> EXERCISE AIM
Where a line holds "values", copy it.

> EXCERPTED RECORDS
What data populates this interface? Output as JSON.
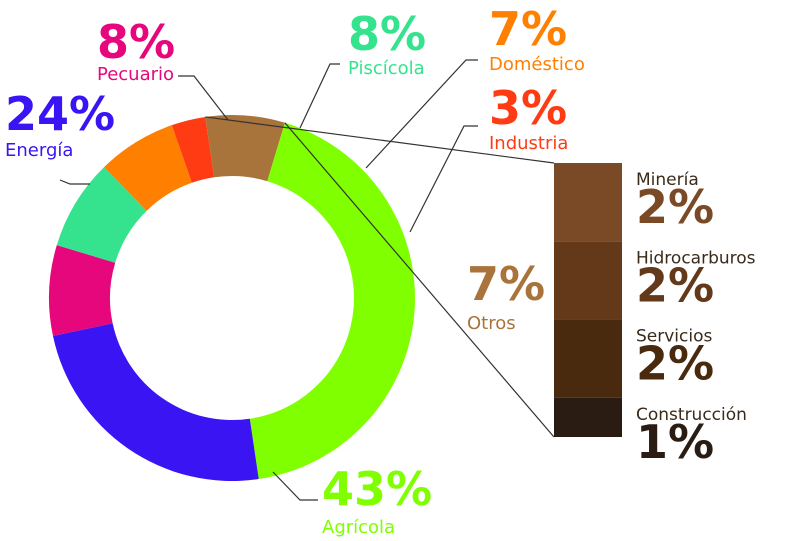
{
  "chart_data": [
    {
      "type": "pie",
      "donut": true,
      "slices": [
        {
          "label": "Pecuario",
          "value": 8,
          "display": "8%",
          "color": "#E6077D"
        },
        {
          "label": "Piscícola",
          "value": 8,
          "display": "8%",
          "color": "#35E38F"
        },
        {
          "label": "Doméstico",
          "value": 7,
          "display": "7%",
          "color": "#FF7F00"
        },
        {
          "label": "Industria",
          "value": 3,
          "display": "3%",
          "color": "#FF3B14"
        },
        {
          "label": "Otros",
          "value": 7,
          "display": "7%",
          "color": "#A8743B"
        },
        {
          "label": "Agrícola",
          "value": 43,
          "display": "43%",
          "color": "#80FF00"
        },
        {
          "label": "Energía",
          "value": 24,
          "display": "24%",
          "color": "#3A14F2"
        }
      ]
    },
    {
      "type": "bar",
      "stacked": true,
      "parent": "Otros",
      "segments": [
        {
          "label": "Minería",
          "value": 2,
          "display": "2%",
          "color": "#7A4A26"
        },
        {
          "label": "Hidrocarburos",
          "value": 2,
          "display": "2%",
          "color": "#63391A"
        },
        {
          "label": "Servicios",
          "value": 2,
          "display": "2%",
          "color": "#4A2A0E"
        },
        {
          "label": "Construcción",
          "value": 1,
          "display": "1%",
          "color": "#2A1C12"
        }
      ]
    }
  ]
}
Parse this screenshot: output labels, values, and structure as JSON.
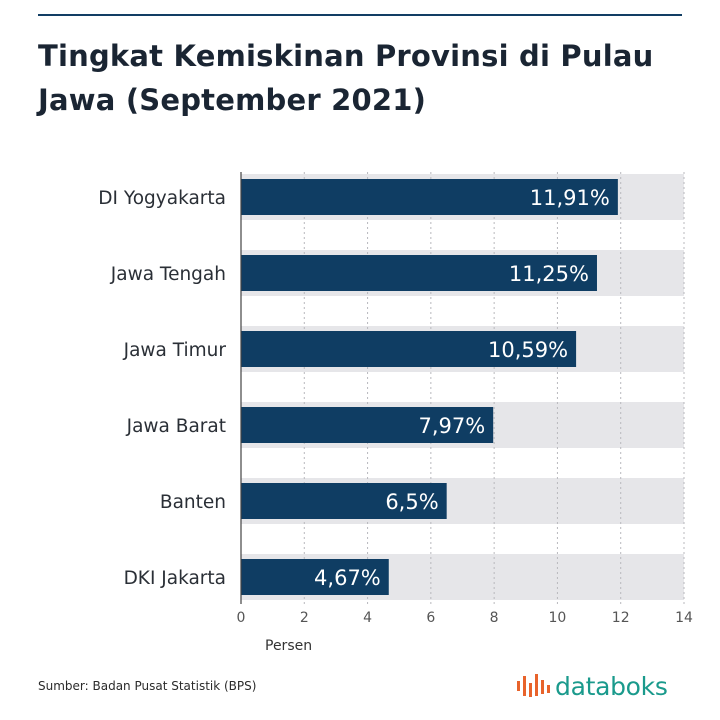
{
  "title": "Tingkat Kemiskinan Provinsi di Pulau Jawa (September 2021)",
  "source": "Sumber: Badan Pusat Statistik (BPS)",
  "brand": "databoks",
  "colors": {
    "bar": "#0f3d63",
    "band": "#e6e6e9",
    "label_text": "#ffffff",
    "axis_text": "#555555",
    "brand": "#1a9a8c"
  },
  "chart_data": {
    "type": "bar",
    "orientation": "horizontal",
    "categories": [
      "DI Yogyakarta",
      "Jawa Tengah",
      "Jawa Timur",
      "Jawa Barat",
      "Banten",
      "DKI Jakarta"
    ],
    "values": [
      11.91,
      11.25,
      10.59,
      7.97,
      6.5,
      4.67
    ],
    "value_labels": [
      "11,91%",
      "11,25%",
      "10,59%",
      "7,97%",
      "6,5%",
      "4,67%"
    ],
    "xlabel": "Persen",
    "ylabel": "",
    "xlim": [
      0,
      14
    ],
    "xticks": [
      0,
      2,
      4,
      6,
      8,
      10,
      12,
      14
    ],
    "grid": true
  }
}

> REPLY TO THE TASK
Parse this screenshot: output labels, values, and structure as JSON.
    "values": [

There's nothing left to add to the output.